= STATED TASK =
Count how many lines of the material contain the string "arcmin", then give that number and nothing more.
[BEGIN]
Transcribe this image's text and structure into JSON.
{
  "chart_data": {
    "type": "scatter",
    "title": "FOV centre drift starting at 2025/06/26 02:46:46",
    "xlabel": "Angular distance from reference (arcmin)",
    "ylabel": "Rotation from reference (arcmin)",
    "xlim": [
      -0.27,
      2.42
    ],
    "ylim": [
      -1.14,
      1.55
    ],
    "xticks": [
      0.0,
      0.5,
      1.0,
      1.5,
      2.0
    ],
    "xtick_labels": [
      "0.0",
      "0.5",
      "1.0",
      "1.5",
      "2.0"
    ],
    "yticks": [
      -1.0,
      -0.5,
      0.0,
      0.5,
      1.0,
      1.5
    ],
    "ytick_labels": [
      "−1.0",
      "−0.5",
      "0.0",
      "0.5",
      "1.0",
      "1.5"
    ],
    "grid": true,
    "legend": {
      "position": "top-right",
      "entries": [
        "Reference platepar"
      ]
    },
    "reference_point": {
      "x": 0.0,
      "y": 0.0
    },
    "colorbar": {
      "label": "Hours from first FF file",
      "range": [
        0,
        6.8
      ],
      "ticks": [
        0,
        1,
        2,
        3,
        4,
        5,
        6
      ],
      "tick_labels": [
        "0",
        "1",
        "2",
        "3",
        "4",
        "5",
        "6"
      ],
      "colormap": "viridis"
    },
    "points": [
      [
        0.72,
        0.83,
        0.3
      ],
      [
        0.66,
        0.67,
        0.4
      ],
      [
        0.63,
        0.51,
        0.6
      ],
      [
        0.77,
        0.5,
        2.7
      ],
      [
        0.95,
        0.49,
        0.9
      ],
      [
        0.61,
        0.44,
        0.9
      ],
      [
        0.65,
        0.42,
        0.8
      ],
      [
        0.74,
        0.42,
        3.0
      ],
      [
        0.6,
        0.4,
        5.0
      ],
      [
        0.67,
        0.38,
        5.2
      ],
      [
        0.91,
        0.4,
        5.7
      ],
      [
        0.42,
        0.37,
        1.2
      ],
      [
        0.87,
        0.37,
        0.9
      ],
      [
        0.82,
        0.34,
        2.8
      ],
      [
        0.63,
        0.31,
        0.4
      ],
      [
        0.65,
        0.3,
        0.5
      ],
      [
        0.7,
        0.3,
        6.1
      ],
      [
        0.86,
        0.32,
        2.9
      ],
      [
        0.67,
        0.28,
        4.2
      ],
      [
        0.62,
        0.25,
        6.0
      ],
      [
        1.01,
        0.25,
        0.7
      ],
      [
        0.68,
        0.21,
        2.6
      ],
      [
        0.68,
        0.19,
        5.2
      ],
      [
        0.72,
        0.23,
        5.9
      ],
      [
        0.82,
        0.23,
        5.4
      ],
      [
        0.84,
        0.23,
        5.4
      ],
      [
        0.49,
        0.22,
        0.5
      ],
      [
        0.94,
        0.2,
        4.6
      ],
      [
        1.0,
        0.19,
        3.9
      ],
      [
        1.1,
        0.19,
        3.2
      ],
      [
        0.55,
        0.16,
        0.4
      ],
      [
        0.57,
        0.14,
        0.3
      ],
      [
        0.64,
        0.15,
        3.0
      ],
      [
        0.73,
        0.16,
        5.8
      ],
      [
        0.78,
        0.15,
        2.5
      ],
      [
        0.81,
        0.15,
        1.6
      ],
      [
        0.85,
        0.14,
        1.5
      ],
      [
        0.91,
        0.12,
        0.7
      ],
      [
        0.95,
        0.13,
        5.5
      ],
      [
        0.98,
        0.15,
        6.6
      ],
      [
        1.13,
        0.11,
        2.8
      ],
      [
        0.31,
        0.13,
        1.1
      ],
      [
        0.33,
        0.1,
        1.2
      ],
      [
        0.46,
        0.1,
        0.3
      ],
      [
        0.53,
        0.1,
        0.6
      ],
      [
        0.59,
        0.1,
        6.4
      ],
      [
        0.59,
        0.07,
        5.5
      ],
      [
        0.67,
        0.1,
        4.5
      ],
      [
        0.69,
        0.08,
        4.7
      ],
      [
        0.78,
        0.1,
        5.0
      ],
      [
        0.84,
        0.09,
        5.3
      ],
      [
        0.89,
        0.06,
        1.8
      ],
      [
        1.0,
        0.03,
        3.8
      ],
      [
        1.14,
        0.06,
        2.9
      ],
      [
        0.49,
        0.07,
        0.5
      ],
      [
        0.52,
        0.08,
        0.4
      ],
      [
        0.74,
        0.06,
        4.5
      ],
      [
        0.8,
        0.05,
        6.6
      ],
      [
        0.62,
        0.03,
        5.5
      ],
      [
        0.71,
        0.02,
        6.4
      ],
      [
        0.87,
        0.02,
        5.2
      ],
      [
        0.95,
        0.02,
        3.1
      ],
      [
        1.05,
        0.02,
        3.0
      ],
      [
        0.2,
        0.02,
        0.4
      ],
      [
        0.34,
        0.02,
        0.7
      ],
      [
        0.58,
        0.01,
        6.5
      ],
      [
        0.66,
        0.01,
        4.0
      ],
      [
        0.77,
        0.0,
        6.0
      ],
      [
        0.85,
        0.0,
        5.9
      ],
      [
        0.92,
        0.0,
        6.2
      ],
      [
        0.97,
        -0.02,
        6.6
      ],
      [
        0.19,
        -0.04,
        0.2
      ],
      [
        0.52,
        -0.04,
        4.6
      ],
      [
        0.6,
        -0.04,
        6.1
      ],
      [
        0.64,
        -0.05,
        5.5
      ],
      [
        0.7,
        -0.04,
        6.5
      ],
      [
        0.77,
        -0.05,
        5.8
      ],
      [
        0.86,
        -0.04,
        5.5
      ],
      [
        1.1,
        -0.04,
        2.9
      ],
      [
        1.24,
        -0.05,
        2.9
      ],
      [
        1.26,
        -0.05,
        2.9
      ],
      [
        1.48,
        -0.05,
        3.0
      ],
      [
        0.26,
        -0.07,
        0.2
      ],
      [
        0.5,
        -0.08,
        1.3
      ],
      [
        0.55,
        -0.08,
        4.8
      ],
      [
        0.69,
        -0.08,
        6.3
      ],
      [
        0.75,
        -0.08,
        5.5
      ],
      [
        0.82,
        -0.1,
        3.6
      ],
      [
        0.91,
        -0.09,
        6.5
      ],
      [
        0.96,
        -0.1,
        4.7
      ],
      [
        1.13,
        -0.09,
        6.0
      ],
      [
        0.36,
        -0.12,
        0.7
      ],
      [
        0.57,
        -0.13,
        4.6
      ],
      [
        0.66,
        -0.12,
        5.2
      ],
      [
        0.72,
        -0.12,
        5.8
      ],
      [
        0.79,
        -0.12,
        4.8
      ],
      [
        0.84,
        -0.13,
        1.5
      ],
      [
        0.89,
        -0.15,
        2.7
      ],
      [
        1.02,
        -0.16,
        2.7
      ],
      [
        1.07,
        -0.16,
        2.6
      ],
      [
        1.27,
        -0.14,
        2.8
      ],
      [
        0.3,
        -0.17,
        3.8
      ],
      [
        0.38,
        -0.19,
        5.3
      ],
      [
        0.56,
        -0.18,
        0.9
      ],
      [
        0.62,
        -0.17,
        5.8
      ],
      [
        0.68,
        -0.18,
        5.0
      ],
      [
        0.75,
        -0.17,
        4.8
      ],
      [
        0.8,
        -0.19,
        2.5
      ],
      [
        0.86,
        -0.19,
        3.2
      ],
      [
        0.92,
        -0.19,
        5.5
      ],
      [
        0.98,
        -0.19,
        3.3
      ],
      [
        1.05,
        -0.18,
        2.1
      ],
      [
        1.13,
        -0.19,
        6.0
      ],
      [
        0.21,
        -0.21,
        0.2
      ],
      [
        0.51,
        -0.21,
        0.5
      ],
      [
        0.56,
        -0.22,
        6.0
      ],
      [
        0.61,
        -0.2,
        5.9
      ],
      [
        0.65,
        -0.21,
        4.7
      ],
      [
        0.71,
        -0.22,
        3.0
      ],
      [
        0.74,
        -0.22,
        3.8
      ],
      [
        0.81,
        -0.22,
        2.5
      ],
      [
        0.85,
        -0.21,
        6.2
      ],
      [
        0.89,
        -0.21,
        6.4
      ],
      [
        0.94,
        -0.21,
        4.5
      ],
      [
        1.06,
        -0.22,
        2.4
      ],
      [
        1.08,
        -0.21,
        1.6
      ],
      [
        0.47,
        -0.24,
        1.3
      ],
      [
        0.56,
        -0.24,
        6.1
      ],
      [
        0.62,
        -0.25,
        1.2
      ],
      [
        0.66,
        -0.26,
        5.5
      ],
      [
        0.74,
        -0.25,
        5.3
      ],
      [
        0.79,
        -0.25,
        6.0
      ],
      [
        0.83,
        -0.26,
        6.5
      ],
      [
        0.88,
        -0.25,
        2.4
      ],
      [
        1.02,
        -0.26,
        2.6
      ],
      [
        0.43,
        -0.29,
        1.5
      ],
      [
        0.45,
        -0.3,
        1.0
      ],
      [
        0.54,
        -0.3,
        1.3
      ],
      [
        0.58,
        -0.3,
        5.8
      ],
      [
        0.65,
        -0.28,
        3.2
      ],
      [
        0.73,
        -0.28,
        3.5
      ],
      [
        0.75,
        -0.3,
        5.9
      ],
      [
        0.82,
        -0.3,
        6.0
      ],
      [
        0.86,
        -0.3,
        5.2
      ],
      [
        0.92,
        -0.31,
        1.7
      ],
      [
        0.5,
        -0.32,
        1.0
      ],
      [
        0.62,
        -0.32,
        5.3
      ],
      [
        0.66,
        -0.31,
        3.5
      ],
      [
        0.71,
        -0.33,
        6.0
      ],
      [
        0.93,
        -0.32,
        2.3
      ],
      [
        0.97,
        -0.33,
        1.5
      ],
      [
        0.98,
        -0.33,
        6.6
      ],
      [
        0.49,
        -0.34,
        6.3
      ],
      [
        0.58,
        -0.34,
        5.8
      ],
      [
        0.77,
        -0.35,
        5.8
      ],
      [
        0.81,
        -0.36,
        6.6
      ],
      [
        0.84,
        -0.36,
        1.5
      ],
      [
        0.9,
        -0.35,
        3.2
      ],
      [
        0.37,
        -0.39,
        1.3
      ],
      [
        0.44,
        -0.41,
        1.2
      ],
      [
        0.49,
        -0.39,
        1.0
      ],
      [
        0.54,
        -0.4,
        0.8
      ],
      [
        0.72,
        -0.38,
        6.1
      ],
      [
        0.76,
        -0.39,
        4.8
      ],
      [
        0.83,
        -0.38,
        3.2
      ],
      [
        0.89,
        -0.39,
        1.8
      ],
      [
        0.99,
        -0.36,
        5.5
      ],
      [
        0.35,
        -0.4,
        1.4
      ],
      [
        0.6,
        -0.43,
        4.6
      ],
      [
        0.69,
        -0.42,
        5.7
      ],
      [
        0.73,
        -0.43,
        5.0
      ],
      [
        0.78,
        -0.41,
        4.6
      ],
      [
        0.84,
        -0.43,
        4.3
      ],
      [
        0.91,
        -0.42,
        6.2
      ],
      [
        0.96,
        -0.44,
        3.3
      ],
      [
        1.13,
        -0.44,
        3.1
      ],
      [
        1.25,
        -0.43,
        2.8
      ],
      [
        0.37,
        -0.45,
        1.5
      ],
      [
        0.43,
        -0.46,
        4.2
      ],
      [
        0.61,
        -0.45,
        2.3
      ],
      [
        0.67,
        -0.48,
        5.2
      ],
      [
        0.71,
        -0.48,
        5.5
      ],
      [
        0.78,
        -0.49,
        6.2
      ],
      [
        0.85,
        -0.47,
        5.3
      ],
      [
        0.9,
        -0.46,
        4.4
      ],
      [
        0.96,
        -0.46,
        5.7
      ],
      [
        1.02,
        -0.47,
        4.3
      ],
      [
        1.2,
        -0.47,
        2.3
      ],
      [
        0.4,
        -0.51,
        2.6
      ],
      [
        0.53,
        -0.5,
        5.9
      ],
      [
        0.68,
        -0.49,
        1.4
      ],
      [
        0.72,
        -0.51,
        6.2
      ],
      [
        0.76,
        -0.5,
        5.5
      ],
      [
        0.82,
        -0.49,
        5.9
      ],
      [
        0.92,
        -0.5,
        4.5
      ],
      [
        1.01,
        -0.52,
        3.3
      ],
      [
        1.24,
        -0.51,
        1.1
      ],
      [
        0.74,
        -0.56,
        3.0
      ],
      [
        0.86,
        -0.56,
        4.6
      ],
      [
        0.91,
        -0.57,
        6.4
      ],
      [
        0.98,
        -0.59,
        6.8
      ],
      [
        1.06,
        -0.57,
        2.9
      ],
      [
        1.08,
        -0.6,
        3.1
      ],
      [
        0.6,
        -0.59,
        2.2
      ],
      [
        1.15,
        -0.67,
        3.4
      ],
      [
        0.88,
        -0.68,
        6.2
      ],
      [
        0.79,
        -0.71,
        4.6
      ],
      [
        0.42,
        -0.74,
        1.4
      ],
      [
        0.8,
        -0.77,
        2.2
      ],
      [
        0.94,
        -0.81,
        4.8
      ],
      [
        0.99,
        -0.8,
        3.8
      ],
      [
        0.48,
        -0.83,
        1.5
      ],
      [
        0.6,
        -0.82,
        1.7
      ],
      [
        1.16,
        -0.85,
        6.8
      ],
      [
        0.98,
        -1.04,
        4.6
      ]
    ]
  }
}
[END]
= EXERCISE RESULT =
2